#### MATERIAL SUPPLIED:
----------
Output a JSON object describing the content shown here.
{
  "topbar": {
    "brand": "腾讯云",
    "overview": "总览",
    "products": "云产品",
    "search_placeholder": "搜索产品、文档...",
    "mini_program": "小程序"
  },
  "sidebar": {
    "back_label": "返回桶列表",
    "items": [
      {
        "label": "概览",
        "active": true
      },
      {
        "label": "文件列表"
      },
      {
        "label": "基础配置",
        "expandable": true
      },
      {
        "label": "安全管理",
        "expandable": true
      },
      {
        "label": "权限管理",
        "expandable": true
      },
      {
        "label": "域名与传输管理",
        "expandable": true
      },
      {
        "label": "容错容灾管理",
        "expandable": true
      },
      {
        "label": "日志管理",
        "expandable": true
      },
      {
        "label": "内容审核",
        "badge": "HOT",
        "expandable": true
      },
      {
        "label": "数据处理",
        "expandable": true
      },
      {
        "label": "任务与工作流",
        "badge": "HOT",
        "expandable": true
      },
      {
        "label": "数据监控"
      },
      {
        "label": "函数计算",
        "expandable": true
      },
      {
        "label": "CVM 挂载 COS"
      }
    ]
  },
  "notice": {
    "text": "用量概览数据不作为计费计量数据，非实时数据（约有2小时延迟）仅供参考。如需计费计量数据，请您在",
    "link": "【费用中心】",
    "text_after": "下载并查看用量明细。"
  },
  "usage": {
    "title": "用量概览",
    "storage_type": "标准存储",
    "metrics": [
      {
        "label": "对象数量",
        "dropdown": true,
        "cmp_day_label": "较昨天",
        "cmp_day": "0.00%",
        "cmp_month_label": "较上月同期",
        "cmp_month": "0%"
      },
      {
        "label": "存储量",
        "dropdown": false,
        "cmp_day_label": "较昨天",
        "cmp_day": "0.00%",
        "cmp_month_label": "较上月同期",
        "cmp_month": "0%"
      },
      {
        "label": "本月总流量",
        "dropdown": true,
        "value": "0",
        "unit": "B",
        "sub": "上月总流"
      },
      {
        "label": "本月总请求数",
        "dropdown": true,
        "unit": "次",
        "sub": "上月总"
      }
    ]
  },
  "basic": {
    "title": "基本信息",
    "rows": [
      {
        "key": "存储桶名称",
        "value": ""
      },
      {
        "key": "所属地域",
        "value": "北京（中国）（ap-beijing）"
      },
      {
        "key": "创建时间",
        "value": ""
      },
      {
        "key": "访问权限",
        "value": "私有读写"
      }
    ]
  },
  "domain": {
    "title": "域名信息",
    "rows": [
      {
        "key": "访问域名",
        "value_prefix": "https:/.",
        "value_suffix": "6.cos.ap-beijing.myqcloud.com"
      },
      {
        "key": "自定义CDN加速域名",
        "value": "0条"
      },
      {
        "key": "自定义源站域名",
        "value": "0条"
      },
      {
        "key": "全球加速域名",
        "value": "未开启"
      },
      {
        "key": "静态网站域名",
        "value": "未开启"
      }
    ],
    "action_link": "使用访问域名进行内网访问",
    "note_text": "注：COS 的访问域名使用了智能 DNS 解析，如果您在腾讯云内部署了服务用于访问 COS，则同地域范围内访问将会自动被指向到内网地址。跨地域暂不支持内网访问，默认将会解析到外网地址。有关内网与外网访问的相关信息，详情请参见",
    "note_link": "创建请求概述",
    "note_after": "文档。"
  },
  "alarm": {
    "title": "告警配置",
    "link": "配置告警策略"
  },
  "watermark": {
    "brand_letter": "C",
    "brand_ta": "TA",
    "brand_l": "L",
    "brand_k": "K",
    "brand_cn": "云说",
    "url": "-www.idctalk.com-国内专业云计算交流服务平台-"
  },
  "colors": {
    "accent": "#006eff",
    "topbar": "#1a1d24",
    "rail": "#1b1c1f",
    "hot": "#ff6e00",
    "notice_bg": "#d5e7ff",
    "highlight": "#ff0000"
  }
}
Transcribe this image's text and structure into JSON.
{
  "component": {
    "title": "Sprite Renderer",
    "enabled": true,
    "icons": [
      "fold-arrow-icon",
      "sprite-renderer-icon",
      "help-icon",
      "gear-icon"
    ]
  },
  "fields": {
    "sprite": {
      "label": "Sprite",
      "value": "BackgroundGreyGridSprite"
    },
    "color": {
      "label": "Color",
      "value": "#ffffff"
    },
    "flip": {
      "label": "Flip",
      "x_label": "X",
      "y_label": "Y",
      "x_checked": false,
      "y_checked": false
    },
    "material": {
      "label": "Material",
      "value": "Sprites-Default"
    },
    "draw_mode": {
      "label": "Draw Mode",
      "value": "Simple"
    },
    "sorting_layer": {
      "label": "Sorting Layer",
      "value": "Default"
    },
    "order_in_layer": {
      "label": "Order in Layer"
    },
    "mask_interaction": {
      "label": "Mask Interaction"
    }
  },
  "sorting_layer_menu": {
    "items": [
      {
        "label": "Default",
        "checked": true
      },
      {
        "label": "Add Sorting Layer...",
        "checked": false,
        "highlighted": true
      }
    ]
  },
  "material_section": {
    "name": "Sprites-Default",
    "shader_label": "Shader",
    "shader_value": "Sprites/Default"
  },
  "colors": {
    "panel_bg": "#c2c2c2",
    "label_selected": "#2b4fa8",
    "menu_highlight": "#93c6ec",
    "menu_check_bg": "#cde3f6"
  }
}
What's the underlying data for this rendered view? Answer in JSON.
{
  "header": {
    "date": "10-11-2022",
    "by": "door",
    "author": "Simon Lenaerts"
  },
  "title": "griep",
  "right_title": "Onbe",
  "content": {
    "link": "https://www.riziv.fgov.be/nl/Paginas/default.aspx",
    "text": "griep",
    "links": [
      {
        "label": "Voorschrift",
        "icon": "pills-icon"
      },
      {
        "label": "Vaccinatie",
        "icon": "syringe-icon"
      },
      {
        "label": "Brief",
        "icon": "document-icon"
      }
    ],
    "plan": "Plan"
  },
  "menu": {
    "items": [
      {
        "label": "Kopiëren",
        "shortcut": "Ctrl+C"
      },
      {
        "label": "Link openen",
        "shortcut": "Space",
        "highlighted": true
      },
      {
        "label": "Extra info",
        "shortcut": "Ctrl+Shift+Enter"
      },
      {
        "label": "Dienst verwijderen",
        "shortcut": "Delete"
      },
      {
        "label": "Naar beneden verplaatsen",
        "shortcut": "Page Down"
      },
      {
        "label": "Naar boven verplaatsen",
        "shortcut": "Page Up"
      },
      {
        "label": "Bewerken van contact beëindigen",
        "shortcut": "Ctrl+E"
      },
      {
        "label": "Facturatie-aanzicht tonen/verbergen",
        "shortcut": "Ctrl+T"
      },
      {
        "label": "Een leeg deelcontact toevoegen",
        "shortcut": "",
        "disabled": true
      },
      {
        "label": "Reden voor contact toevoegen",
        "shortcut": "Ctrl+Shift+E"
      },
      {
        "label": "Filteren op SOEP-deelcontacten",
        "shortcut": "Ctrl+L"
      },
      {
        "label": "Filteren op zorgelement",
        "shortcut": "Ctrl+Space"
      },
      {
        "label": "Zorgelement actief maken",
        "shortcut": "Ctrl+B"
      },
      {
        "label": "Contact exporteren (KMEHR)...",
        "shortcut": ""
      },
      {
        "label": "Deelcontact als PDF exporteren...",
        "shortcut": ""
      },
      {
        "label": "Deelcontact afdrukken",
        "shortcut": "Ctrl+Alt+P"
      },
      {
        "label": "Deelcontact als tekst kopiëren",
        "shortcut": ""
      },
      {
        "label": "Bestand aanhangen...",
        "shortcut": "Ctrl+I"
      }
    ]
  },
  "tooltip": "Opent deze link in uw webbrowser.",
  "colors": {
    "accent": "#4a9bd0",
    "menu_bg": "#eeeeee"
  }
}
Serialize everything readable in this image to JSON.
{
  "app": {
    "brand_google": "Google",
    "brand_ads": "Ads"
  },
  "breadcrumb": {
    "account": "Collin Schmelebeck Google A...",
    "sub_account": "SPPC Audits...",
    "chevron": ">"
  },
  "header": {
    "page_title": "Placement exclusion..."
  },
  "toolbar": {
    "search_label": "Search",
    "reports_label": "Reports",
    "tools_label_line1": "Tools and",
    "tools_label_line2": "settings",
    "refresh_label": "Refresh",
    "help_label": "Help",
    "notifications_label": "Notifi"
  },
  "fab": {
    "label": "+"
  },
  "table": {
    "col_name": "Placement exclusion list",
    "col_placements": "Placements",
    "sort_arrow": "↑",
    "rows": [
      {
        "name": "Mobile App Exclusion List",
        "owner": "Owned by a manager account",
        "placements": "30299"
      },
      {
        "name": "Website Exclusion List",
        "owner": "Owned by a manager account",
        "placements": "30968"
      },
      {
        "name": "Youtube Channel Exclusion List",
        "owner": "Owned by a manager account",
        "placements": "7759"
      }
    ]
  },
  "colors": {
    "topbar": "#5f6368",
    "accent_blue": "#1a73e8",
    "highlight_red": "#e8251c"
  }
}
----------
#### REQUIRED TASK:
Scan the data for the word "this" and copy every line where it shows up.

#### RESULT:
Transcribe this image's text and structure into JSON.
What's the underlying data for this rendered view? Answer in JSON.
Serialize everything readable in this image to JSON.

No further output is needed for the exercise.